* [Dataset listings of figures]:
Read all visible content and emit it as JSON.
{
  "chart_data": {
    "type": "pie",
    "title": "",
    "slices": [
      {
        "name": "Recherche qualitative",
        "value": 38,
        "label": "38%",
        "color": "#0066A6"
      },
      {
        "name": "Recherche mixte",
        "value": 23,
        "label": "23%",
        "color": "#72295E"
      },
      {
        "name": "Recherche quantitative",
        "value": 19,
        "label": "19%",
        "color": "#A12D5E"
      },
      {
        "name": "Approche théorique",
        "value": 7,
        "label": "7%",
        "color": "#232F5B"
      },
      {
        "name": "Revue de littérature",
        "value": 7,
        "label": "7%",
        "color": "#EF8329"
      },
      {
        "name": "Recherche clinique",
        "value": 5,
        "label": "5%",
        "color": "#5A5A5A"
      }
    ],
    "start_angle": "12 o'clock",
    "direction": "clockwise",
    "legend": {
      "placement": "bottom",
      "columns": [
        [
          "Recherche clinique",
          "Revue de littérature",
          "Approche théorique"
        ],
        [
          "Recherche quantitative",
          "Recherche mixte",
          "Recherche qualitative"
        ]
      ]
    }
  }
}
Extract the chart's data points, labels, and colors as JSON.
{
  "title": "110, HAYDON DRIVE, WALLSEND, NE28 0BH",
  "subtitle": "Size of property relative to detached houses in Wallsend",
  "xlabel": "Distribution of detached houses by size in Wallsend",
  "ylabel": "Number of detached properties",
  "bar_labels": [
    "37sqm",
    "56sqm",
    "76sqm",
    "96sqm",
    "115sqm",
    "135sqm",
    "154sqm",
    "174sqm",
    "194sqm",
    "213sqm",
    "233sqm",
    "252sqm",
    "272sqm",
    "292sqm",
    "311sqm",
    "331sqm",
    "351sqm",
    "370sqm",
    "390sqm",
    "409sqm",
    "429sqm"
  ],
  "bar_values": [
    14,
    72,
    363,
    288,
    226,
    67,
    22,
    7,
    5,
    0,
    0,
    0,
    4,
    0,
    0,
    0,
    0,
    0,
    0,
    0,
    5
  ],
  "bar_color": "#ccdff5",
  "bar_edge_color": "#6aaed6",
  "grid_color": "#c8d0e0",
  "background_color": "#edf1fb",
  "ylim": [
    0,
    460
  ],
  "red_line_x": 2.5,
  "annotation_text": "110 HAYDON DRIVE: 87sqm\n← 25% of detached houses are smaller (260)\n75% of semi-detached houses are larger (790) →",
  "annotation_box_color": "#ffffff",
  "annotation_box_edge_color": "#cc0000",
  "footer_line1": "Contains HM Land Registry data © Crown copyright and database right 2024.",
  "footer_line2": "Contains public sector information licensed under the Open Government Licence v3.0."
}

* [Set task]:
Reproduce each entry from the records above, character for character.

* [Exercise answer]:
Read all visible content and emit it as JSON.
{
  "chart_data": {
    "type": "pie",
    "title": "",
    "slices": [
      {
        "name": "Recherche qualitative",
        "value": 38,
        "label": "38%",
        "color": "#0066A6"
      },
      {
        "name": "Recherche mixte",
        "value": 23,
        "label": "23%",
        "color": "#72295E"
      },
      {
        "name": "Recherche quantitative",
        "value": 19,
        "label": "19%",
        "color": "#A12D5E"
      },
      {
        "name": "Approche théorique",
        "value": 7,
        "label": "7%",
        "color": "#232F5B"
      },
      {
        "name": "Revue de littérature",
        "value": 7,
        "label": "7%",
        "color": "#EF8329"
      },
      {
        "name": "Recherche clinique",
        "value": 5,
        "label": "5%",
        "color": "#5A5A5A"
      }
    ],
    "start_angle": "12 o'clock",
    "direction": "clockwise",
    "legend": {
      "placement": "bottom",
      "columns": [
        [
          "Recherche clinique",
          "Revue de littérature",
          "Approche théorique"
        ],
        [
          "Recherche quantitative",
          "Recherche mixte",
          "Recherche qualitative"
        ]
      ]
    }
  }
}
Extract the chart's data points, labels, and colors as JSON.
{
  "title": "110, HAYDON DRIVE, WALLSEND, NE28 0BH",
  "subtitle": "Size of property relative to detached houses in Wallsend",
  "xlabel": "Distribution of detached houses by size in Wallsend",
  "ylabel": "Number of detached properties",
  "bar_labels": [
    "37sqm",
    "56sqm",
    "76sqm",
    "96sqm",
    "115sqm",
    "135sqm",
    "154sqm",
    "174sqm",
    "194sqm",
    "213sqm",
    "233sqm",
    "252sqm",
    "272sqm",
    "292sqm",
    "311sqm",
    "331sqm",
    "351sqm",
    "370sqm",
    "390sqm",
    "409sqm",
    "429sqm"
  ],
  "bar_values": [
    14,
    72,
    363,
    288,
    226,
    67,
    22,
    7,
    5,
    0,
    0,
    0,
    4,
    0,
    0,
    0,
    0,
    0,
    0,
    0,
    5
  ],
  "bar_color": "#ccdff5",
  "bar_edge_color": "#6aaed6",
  "grid_color": "#c8d0e0",
  "background_color": "#edf1fb",
  "ylim": [
    0,
    460
  ],
  "red_line_x": 2.5,
  "annotation_text": "110 HAYDON DRIVE: 87sqm\n← 25% of detached houses are smaller (260)\n75% of semi-detached houses are larger (790) →",
  "annotation_box_color": "#ffffff",
  "annotation_box_edge_color": "#cc0000",
  "footer_line1": "Contains HM Land Registry data © Crown copyright and database right 2024.",
  "footer_line2": "Contains public sector information licensed under the Open Government Licence v3.0."
}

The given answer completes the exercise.